Work instructions> Which lines include the word "data"? Copy each of them.
★ ★ ★ ★ ★
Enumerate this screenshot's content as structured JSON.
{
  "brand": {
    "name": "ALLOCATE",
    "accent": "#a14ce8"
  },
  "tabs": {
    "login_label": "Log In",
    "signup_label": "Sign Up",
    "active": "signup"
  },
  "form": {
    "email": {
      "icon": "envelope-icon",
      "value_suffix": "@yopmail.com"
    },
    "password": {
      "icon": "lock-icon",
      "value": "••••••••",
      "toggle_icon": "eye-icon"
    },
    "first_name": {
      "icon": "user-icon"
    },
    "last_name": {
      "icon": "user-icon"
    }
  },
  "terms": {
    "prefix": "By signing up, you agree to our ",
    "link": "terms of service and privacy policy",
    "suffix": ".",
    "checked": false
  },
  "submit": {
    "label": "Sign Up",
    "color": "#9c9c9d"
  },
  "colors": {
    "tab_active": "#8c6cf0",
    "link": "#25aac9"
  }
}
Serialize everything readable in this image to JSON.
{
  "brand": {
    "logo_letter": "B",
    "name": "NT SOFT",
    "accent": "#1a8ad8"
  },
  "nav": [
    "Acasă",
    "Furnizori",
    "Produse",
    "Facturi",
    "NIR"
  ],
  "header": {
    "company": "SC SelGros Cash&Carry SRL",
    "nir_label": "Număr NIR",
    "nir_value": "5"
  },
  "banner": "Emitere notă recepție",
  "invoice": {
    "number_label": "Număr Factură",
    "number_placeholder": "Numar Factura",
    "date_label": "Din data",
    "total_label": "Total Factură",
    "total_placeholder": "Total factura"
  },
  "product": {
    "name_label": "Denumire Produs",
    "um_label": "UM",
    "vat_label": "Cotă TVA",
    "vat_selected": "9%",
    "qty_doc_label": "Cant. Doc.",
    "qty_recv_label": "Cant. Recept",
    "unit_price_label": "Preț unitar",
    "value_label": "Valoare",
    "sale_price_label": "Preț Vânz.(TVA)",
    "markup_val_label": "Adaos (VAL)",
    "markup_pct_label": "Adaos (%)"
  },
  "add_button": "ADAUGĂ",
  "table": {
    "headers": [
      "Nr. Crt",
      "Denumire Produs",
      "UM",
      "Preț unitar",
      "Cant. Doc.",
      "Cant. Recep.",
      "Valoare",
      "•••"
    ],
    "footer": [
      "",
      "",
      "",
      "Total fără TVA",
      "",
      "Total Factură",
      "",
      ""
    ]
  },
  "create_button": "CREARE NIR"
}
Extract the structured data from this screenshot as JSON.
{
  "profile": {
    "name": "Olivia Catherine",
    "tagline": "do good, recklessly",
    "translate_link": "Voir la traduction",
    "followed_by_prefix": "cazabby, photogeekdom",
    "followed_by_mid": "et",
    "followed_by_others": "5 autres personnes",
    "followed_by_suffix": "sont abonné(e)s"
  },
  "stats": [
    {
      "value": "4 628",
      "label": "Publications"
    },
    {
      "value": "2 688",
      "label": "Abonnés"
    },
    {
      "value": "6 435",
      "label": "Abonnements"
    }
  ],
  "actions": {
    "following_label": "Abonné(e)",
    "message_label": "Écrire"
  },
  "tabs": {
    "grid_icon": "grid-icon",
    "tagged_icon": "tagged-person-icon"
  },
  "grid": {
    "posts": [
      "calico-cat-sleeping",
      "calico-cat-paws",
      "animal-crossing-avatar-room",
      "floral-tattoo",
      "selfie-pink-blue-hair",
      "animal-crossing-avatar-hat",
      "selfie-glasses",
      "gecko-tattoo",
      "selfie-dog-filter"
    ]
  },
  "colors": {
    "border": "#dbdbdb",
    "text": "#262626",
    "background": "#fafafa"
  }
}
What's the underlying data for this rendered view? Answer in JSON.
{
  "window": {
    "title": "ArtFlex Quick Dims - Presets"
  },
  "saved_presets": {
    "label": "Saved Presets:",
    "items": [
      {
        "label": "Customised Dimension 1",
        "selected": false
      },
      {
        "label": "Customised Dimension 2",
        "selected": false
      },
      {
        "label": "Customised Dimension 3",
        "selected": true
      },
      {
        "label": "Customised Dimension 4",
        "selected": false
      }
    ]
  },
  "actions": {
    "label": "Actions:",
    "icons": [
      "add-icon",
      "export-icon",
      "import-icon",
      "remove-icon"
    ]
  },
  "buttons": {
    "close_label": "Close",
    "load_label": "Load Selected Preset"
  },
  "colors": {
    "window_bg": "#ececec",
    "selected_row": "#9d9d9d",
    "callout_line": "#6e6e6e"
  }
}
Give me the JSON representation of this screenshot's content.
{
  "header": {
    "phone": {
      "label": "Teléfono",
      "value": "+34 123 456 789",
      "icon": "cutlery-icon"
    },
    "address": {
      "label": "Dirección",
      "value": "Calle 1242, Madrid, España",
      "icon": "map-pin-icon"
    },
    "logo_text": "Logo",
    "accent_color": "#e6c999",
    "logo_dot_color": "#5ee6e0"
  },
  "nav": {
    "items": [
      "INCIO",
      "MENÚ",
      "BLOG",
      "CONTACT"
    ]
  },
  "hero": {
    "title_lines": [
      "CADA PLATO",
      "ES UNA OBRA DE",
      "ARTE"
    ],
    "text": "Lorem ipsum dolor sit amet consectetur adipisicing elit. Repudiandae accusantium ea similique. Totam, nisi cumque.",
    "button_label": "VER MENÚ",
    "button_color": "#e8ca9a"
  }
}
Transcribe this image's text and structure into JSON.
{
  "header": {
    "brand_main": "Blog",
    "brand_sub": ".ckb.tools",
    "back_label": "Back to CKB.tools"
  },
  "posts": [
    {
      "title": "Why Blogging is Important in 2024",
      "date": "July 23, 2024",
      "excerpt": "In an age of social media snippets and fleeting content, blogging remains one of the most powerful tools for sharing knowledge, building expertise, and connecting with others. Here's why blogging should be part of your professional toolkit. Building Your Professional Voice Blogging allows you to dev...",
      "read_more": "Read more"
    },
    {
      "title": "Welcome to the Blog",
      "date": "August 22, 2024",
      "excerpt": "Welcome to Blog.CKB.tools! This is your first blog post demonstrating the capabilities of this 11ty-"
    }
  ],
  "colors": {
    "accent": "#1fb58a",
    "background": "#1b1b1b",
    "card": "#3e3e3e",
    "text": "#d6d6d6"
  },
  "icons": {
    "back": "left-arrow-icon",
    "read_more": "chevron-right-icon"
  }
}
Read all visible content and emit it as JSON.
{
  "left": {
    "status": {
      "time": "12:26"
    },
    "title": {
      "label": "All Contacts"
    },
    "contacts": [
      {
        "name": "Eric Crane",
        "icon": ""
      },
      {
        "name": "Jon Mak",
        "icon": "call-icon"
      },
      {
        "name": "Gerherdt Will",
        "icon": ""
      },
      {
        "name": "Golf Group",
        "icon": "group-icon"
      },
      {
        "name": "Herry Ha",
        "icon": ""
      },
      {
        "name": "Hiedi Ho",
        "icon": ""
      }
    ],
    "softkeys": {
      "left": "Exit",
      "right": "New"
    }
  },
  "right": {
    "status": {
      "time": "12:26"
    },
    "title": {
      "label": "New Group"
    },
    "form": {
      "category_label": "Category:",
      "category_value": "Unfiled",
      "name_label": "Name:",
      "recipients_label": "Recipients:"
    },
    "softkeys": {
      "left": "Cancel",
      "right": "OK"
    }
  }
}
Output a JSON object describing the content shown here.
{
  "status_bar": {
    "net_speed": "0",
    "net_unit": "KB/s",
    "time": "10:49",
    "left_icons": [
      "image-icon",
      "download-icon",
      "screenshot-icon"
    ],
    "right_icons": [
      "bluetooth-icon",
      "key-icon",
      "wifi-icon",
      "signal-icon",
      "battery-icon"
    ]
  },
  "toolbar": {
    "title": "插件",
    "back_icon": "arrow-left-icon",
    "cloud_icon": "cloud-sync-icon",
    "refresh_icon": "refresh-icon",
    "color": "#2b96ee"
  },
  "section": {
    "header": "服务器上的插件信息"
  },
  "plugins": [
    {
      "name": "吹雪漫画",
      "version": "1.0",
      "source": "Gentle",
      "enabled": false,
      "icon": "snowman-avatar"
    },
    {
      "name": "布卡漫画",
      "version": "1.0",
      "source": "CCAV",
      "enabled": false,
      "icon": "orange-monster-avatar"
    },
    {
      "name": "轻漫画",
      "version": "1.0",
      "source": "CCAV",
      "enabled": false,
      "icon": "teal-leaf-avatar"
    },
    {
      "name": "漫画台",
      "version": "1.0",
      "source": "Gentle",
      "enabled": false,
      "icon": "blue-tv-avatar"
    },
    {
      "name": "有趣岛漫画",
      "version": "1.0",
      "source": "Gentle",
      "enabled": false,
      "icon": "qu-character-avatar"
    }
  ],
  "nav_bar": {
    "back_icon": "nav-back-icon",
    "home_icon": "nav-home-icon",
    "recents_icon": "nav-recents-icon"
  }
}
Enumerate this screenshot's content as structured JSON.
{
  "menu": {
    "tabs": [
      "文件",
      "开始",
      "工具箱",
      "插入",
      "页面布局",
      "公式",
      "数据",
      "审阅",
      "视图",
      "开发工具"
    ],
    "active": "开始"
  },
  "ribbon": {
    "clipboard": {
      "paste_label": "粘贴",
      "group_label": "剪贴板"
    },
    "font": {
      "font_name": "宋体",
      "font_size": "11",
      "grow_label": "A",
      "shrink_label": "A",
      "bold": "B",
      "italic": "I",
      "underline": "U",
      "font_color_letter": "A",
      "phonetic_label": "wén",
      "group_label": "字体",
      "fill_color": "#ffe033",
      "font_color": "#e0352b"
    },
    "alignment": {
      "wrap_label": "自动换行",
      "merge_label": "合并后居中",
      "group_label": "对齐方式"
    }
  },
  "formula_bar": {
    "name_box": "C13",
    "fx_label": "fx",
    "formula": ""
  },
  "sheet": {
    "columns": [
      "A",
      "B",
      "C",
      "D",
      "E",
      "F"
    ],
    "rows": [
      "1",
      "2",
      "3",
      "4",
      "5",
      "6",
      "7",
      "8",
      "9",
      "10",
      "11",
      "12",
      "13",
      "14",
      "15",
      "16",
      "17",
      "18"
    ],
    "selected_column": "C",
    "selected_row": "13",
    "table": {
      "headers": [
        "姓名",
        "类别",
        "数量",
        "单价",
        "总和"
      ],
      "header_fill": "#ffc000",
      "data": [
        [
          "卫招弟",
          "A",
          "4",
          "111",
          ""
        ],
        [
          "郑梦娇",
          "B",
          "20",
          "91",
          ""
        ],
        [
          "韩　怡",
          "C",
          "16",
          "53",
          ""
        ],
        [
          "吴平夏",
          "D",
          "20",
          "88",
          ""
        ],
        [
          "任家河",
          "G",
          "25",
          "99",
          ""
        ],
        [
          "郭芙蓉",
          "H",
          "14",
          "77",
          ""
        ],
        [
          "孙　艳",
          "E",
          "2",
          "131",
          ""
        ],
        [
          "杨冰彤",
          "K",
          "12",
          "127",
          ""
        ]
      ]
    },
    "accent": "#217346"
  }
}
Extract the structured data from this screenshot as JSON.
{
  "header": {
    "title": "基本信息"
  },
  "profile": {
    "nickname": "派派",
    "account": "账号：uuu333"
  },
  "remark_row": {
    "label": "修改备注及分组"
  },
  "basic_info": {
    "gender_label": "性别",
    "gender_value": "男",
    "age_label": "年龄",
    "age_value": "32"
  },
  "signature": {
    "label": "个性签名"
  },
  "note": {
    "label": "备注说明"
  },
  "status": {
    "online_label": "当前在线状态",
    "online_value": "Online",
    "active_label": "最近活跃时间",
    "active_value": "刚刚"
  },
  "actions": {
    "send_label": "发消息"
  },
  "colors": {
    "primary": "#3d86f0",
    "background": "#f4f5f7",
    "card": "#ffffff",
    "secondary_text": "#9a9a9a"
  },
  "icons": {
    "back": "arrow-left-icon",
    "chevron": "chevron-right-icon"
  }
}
★ ★ ★ ★ ★
Final answer>
    "date_label": "Din data",
Extract the structured data from this screenshot as JSON.
What's the underlying data for this rendered view? Answer in JSON.
      "data": [
Extract the structured data from this screenshot as JSON.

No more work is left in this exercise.